SHORT PROBLEM - From the entries below, gather each line containing the word "title".

Stored data entries
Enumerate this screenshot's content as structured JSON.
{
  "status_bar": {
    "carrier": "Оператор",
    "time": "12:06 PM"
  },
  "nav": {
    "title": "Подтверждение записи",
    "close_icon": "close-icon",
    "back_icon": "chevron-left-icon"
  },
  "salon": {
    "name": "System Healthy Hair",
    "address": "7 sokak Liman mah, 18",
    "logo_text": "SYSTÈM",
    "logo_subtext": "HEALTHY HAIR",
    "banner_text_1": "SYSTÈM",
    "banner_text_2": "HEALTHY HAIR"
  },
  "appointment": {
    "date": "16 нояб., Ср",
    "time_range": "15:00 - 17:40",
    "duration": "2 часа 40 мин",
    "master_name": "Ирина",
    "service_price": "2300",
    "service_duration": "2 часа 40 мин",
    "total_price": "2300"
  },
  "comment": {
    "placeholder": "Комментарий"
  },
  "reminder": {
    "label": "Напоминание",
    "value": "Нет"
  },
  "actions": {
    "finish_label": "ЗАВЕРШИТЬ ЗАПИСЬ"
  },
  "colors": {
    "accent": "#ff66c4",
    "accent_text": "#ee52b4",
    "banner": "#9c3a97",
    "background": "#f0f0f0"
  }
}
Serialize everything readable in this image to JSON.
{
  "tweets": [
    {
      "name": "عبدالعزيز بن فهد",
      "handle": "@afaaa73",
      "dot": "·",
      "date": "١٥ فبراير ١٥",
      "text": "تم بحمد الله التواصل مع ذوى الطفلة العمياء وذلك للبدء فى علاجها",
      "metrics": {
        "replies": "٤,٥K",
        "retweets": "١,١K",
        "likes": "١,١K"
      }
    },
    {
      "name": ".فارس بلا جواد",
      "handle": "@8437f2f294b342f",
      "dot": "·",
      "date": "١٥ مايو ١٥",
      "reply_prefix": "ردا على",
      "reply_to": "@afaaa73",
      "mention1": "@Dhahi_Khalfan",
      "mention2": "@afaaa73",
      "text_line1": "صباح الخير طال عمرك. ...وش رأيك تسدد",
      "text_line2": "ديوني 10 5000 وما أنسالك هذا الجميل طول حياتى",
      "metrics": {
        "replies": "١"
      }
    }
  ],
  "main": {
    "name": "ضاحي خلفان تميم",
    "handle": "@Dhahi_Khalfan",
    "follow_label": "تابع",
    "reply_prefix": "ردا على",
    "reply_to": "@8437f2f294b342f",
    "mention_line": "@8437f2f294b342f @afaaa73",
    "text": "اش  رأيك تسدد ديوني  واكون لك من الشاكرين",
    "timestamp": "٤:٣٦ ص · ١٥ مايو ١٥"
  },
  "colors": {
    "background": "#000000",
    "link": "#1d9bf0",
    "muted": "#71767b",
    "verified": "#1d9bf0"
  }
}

* * *

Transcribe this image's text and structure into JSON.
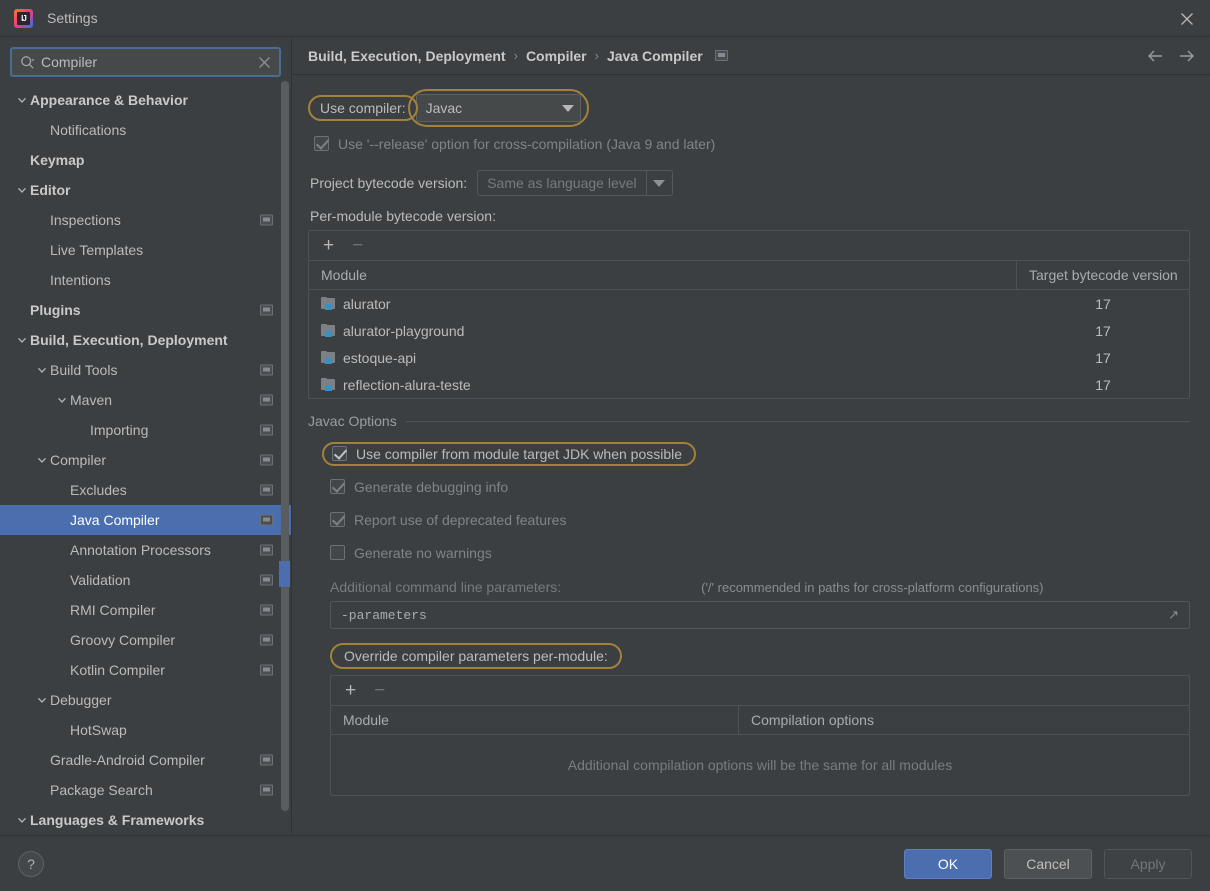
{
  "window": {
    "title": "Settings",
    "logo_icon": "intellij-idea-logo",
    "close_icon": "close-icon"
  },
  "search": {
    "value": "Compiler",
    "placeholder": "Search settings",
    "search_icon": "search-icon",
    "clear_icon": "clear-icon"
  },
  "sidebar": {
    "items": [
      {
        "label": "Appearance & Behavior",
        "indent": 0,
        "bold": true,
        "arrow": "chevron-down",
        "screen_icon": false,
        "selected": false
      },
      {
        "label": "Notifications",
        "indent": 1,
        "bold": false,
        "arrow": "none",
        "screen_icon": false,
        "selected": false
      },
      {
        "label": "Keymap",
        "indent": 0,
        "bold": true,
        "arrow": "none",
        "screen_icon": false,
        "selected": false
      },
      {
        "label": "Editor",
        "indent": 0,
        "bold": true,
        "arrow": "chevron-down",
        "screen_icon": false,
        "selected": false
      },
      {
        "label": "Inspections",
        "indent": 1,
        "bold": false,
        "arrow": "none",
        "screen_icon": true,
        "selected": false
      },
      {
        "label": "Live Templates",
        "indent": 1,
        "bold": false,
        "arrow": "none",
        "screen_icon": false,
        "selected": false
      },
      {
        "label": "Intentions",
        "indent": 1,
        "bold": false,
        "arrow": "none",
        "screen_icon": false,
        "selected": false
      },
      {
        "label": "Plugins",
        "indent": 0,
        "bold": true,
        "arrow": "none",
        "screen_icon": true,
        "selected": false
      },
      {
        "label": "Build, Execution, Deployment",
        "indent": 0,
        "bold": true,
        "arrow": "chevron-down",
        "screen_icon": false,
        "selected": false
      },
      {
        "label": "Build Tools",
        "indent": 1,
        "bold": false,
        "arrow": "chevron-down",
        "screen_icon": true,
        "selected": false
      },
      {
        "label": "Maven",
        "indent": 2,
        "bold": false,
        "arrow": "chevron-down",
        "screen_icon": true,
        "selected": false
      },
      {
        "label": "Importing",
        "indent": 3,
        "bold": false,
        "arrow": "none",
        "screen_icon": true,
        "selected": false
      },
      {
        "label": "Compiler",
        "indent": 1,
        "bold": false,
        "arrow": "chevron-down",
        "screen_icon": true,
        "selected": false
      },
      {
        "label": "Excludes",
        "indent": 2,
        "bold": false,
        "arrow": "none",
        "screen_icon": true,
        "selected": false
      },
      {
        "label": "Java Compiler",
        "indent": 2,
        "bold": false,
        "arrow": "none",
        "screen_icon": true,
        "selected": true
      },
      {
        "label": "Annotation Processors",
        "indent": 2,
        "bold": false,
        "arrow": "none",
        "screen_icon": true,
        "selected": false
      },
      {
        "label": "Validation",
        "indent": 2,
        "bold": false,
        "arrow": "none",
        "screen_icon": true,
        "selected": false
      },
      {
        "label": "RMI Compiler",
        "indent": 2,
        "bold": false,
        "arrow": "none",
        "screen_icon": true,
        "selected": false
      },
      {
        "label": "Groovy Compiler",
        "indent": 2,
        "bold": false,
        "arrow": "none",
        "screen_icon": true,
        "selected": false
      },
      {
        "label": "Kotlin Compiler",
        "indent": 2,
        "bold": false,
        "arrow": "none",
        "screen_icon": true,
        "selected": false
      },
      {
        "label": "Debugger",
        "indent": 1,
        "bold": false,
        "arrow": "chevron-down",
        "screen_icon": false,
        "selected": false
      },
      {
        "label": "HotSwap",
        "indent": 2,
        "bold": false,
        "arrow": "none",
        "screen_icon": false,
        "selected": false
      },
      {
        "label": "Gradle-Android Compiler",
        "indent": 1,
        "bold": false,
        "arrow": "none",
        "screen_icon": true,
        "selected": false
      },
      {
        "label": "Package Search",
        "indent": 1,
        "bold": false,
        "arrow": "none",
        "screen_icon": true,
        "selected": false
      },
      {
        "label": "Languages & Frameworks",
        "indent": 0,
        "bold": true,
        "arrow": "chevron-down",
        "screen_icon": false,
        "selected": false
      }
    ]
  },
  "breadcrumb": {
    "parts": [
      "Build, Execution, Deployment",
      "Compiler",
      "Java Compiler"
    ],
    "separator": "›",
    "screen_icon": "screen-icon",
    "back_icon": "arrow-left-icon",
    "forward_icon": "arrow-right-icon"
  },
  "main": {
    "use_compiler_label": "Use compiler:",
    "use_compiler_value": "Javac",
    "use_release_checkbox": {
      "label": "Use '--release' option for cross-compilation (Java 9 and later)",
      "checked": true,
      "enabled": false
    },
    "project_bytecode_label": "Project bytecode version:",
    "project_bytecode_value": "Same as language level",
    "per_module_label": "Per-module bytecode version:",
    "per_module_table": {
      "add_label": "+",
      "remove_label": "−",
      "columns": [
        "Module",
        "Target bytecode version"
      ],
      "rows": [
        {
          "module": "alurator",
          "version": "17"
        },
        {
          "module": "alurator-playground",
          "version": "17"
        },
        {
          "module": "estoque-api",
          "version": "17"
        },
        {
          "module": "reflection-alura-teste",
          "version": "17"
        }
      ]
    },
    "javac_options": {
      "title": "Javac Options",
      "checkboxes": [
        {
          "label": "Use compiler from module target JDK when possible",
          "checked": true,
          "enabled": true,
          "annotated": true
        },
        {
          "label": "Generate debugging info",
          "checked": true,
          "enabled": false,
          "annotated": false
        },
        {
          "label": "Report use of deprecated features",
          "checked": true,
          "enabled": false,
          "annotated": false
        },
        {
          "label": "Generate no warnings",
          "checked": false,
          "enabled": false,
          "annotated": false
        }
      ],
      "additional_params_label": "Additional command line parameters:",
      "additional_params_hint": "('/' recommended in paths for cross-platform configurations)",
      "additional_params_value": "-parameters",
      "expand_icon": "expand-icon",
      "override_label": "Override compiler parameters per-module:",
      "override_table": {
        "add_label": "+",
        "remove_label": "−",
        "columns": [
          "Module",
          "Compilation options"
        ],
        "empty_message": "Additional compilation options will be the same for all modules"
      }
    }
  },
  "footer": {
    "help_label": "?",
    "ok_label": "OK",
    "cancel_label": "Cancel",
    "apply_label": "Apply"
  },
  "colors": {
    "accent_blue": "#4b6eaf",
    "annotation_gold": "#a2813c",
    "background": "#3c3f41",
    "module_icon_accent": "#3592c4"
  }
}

* * *

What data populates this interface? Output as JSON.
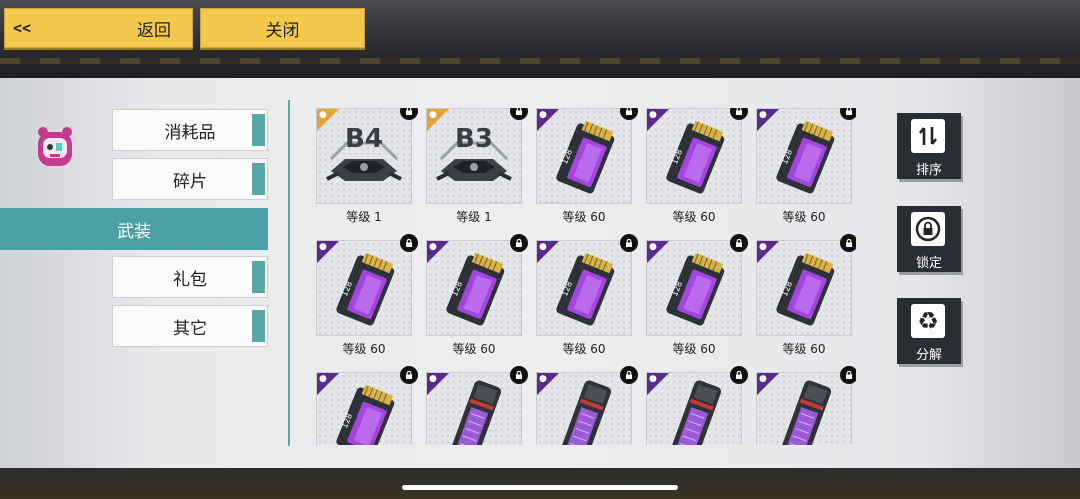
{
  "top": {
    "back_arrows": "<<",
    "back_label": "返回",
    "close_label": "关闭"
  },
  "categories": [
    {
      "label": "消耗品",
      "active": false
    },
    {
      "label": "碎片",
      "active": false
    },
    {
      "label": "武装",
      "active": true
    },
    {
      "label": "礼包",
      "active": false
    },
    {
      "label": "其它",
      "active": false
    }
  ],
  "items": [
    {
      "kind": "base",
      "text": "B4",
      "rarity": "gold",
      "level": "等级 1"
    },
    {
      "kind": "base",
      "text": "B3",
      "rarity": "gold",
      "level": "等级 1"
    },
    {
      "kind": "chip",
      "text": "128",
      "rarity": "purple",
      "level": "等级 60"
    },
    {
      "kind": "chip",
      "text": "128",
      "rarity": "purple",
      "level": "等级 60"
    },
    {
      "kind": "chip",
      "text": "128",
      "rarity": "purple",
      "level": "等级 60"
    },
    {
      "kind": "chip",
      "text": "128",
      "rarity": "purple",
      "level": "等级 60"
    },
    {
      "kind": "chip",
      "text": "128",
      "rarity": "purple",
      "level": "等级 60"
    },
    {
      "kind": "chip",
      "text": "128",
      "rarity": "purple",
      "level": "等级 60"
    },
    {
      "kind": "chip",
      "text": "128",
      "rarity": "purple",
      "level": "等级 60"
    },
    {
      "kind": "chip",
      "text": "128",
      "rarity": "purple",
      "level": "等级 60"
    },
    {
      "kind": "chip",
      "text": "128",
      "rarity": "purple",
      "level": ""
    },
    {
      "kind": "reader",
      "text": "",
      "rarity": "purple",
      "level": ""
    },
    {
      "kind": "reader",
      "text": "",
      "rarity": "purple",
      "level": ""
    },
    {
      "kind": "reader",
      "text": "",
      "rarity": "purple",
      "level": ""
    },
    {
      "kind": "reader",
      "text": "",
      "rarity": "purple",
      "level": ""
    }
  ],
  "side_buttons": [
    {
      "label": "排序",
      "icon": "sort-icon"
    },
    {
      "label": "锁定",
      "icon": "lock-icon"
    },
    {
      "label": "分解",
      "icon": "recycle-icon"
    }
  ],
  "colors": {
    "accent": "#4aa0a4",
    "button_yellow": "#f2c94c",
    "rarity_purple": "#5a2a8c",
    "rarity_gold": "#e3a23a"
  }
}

PROBLEM SOLUTION -
    "title": "Подтверждение записи",
    "title": "Settings",
      "title": "Javac Options",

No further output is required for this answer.